### Problem statement
Can you reproduce, word for word, the material from its first line up to and including the line containing "bullet-text: instructional methods"?

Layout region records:
+---+
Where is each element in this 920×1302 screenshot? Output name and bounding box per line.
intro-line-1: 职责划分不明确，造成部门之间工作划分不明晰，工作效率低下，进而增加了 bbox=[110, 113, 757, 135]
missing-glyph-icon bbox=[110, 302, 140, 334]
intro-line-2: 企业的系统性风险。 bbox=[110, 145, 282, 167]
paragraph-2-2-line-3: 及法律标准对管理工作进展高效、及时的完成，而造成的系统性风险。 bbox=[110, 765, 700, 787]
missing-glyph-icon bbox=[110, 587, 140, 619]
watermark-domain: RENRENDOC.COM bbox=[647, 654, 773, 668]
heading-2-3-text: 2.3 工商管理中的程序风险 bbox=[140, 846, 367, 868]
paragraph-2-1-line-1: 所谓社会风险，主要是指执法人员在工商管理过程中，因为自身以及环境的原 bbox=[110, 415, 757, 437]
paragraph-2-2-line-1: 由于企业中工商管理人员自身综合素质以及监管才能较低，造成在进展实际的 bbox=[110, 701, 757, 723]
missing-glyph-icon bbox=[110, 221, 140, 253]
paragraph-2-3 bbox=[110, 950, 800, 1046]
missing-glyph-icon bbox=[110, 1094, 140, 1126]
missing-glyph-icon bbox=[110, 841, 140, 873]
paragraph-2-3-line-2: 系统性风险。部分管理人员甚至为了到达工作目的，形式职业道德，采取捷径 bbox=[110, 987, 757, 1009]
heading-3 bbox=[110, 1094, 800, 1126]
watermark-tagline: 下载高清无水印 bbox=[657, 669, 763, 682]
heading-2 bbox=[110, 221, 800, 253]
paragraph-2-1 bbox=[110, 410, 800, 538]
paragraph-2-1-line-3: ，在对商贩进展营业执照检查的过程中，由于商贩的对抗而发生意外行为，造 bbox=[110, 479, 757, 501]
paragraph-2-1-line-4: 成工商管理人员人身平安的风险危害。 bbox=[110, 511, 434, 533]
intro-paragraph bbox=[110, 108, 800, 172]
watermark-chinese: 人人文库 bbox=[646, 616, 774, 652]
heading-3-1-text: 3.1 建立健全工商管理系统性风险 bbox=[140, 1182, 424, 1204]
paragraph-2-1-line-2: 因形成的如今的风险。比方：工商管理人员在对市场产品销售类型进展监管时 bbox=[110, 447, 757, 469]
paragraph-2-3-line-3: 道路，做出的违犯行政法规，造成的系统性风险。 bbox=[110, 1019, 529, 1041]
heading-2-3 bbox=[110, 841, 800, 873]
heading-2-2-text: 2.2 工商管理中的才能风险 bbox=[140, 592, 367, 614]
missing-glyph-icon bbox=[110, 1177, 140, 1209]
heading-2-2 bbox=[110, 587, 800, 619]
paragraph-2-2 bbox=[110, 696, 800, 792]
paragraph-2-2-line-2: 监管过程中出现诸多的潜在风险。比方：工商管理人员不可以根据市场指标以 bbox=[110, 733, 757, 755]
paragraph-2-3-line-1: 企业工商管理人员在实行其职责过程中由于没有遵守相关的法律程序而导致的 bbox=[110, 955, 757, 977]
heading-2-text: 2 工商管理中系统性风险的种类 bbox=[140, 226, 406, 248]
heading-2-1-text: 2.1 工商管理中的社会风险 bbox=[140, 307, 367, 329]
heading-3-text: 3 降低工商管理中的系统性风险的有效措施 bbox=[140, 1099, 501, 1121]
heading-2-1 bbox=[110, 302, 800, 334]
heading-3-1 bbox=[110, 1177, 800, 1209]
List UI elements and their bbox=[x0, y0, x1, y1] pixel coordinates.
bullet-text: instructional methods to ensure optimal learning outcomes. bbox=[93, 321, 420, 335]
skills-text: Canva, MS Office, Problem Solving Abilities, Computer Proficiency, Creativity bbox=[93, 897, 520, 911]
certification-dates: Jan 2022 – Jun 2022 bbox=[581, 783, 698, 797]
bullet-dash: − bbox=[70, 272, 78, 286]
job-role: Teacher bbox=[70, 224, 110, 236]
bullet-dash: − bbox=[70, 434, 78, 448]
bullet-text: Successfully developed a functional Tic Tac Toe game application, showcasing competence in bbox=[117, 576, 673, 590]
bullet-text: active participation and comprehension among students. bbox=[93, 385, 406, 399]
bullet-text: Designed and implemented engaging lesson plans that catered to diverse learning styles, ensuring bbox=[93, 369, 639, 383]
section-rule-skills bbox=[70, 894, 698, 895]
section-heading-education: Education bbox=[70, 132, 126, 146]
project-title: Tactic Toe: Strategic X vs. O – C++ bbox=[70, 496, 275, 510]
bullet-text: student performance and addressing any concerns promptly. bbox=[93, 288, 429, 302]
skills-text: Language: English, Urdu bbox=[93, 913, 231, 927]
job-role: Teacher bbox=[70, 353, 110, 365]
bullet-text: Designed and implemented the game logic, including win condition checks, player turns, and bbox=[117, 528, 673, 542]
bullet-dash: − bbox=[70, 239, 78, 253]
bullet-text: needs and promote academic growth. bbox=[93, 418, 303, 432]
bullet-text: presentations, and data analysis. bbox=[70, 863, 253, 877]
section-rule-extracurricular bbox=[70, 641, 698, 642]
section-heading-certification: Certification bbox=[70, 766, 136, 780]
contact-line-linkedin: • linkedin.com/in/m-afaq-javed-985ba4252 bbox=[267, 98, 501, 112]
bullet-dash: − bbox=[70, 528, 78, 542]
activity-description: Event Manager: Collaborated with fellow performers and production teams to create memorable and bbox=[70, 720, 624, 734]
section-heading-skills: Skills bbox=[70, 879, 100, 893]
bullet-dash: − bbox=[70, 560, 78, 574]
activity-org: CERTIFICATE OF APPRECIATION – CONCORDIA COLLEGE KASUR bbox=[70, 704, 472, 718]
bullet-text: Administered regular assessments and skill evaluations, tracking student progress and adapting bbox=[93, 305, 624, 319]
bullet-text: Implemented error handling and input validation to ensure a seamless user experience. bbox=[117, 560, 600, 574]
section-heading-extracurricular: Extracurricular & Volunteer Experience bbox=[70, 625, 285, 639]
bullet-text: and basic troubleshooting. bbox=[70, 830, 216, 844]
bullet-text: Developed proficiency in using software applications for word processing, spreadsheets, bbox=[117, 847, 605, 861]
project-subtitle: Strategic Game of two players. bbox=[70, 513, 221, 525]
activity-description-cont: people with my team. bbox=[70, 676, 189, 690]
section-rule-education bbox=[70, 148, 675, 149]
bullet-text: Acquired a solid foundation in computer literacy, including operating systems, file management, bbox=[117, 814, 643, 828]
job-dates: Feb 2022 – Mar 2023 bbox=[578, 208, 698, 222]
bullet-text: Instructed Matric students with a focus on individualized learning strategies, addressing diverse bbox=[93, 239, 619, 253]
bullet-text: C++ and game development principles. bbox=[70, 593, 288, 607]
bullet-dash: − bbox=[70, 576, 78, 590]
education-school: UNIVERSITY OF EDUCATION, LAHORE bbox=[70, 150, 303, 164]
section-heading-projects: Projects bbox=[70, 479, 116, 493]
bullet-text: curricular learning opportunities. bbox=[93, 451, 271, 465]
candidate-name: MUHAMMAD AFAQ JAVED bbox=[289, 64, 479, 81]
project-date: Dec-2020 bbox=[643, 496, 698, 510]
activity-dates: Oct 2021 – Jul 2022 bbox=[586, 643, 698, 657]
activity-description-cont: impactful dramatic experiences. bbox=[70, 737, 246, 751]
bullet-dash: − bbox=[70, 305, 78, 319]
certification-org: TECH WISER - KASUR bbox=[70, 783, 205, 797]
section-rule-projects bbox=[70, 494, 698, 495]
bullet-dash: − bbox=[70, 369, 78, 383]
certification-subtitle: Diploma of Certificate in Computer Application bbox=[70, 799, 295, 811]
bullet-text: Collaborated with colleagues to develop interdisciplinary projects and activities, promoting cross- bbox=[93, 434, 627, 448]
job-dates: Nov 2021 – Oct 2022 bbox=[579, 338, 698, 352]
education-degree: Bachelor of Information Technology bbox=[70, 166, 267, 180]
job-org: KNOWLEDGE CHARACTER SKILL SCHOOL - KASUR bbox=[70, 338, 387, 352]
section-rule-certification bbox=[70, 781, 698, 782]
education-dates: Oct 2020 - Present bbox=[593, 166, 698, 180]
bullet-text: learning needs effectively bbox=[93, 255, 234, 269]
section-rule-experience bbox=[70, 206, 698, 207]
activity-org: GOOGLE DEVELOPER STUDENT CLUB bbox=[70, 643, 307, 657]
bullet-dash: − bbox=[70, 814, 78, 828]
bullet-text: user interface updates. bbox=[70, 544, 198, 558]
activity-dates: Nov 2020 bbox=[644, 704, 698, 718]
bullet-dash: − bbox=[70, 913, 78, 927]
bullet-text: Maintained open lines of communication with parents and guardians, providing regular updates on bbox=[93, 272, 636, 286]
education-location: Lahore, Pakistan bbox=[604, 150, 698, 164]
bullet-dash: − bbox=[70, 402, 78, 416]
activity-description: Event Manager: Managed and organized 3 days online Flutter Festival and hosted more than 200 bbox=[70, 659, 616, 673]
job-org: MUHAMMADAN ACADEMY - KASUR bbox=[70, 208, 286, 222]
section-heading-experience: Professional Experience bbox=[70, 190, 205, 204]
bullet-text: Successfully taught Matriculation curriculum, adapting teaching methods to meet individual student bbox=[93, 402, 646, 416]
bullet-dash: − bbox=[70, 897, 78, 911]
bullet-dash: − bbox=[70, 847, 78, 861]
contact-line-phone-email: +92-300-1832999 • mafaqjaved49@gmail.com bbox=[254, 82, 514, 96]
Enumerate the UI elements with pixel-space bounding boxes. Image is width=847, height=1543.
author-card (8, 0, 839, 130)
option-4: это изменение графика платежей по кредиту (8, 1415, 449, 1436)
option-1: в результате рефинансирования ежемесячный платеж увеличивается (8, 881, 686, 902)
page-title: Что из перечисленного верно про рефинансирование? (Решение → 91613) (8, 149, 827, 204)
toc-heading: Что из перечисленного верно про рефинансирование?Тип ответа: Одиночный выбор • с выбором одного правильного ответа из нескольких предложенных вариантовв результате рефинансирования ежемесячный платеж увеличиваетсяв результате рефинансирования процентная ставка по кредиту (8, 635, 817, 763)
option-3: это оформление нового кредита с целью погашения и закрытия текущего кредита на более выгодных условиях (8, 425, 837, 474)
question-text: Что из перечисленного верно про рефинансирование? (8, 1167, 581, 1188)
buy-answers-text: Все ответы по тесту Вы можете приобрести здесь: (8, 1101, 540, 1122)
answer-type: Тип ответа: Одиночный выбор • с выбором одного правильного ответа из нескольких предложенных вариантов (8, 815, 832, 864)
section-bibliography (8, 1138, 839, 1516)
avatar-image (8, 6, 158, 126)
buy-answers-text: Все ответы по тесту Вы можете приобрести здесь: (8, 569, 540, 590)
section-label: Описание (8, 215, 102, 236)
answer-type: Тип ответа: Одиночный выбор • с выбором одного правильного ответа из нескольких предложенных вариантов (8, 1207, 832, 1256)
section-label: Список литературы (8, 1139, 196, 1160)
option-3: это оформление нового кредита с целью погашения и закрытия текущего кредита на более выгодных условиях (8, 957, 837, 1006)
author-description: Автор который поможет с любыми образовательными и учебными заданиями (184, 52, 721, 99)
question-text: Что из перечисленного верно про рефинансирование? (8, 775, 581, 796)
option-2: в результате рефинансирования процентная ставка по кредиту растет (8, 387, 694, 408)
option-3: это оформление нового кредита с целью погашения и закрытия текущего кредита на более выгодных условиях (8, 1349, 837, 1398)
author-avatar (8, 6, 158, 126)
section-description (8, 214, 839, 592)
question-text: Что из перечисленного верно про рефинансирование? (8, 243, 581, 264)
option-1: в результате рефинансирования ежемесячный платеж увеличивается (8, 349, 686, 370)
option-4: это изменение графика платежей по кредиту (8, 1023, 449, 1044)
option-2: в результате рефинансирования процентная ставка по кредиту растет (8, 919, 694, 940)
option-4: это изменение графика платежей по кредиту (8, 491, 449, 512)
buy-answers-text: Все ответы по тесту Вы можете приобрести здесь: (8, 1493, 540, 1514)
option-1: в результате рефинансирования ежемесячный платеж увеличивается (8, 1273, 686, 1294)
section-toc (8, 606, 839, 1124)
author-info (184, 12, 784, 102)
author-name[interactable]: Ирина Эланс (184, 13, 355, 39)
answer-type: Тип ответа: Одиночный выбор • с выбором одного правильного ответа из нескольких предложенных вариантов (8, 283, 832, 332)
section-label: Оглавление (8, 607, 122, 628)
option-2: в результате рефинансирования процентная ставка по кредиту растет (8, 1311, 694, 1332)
+---+
### The response
Where is each element in this 920×1302 screenshot? Output name and bounding box per line.
intro-line-1: 职责划分不明确，造成部门之间工作划分不明晰，工作效率低下，进而增加了 bbox=[110, 113, 757, 135]
missing-glyph-icon bbox=[110, 302, 140, 334]
intro-line-2: 企业的系统性风险。 bbox=[110, 145, 282, 167]
paragraph-2-2-line-3: 及法律标准对管理工作进展高效、及时的完成，而造成的系统性风险。 bbox=[110, 765, 700, 787]
missing-glyph-icon bbox=[110, 587, 140, 619]
watermark-domain: RENRENDOC.COM bbox=[647, 654, 773, 668]
heading-2-3-text: 2.3 工商管理中的程序风险 bbox=[140, 846, 367, 868]
paragraph-2-1-line-1: 所谓社会风险，主要是指执法人员在工商管理过程中，因为自身以及环境的原 bbox=[110, 415, 757, 437]
paragraph-2-2-line-1: 由于企业中工商管理人员自身综合素质以及监管才能较低，造成在进展实际的 bbox=[110, 701, 757, 723]
missing-glyph-icon bbox=[110, 221, 140, 253]
paragraph-2-3 bbox=[110, 950, 800, 1046]
missing-glyph-icon bbox=[110, 1094, 140, 1126]
missing-glyph-icon bbox=[110, 841, 140, 873]
paragraph-2-3-line-2: 系统性风险。部分管理人员甚至为了到达工作目的，形式职业道德，采取捷径 bbox=[110, 987, 757, 1009]
heading-3 bbox=[110, 1094, 800, 1126]
watermark-tagline: 下载高清无水印 bbox=[657, 669, 763, 682]
heading-2 bbox=[110, 221, 800, 253]
paragraph-2-1 bbox=[110, 410, 800, 538]
paragraph-2-1-line-3: ，在对商贩进展营业执照检查的过程中，由于商贩的对抗而发生意外行为，造 bbox=[110, 479, 757, 501]
paragraph-2-1-line-4: 成工商管理人员人身平安的风险危害。 bbox=[110, 511, 434, 533]
intro-paragraph bbox=[110, 108, 800, 172]
watermark-chinese: 人人文库 bbox=[646, 616, 774, 652]
heading-3-1-text: 3.1 建立健全工商管理系统性风险 bbox=[140, 1182, 424, 1204]
paragraph-2-1-line-2: 因形成的如今的风险。比方：工商管理人员在对市场产品销售类型进展监管时 bbox=[110, 447, 757, 469]
paragraph-2-3-line-3: 道路，做出的违犯行政法规，造成的系统性风险。 bbox=[110, 1019, 529, 1041]
heading-2-3 bbox=[110, 841, 800, 873]
heading-2-2-text: 2.2 工商管理中的才能风险 bbox=[140, 592, 367, 614]
missing-glyph-icon bbox=[110, 1177, 140, 1209]
heading-2-2 bbox=[110, 587, 800, 619]
paragraph-2-2 bbox=[110, 696, 800, 792]
paragraph-2-2-line-2: 监管过程中出现诸多的潜在风险。比方：工商管理人员不可以根据市场指标以 bbox=[110, 733, 757, 755]
paragraph-2-3-line-1: 企业工商管理人员在实行其职责过程中由于没有遵守相关的法律程序而导致的 bbox=[110, 955, 757, 977]
heading-2-text: 2 工商管理中系统性风险的种类 bbox=[140, 226, 406, 248]
heading-2-1-text: 2.1 工商管理中的社会风险 bbox=[140, 307, 367, 329]
heading-3-text: 3 降低工商管理中的系统性风险的有效措施 bbox=[140, 1099, 501, 1121]
heading-2-1 bbox=[110, 302, 800, 334]
heading-3-1 bbox=[110, 1177, 800, 1209]
List UI elements and their bbox=[x0, y0, x1, y1] pixel coordinates.
bullet-text: instructional methods to ensure optimal learning outcomes. bbox=[93, 321, 420, 335]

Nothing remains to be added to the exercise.